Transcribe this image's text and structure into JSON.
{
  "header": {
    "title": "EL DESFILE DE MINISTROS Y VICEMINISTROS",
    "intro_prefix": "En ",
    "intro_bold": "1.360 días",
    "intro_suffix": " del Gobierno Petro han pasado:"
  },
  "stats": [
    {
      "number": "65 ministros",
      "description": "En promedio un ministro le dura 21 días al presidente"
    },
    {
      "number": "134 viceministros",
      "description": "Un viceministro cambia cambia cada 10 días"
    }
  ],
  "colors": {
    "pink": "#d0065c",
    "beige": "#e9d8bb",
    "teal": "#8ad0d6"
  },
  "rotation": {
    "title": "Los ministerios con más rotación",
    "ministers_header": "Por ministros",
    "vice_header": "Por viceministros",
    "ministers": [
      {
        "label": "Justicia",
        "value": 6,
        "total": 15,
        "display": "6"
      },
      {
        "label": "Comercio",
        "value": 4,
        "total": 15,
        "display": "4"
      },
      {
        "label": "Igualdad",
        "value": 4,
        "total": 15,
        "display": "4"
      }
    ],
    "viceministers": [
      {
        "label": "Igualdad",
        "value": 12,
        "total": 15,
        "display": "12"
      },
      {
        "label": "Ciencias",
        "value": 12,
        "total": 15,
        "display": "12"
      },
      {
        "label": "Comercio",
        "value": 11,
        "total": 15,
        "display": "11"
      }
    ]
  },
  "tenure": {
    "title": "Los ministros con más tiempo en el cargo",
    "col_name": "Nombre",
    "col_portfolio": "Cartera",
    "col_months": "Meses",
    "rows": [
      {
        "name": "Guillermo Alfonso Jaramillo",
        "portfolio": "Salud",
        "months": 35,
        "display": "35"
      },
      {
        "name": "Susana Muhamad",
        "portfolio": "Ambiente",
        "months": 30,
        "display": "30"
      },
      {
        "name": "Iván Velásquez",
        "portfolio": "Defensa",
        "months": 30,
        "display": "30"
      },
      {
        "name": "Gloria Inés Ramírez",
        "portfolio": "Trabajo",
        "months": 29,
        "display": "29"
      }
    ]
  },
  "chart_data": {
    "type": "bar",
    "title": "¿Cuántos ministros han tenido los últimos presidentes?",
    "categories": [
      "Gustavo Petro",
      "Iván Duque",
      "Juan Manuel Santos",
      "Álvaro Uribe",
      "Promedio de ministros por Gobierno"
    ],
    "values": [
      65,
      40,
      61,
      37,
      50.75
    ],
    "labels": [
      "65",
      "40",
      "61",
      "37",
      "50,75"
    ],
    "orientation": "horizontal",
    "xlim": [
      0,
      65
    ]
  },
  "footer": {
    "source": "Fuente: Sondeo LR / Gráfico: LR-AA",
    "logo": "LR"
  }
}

----

-- CHALLENGE --
Scan the material above for the string "number" and return the lines that hold it.

-- RESULT OF THIS TASK --
      "number": "65 ministros",
      "number": "134 viceministros",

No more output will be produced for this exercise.